■ Records supplied ■
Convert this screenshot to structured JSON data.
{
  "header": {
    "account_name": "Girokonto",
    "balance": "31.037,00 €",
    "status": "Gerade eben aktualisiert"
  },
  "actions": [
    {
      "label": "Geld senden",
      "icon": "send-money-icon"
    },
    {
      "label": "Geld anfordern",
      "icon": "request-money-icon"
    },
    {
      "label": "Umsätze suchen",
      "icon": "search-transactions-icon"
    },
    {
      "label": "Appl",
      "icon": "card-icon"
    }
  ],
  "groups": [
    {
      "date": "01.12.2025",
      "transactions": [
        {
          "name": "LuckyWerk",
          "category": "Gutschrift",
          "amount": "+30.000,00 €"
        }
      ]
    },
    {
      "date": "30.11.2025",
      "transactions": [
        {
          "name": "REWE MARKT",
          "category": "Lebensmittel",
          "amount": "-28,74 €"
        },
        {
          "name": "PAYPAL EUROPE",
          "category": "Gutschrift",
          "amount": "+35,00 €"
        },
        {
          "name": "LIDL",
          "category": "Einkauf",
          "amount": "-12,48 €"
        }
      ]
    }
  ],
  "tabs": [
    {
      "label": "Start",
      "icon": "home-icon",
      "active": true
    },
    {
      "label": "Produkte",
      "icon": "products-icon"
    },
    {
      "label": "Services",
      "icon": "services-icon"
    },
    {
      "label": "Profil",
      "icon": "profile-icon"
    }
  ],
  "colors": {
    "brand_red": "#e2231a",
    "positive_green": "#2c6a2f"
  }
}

■ Task statement ■
Go through the data and gather every line that holds "category".

■ Response below ■
          "category": "Gutschrift",
          "category": "Lebensmittel",
          "category": "Gutschrift",
          "category": "Einkauf",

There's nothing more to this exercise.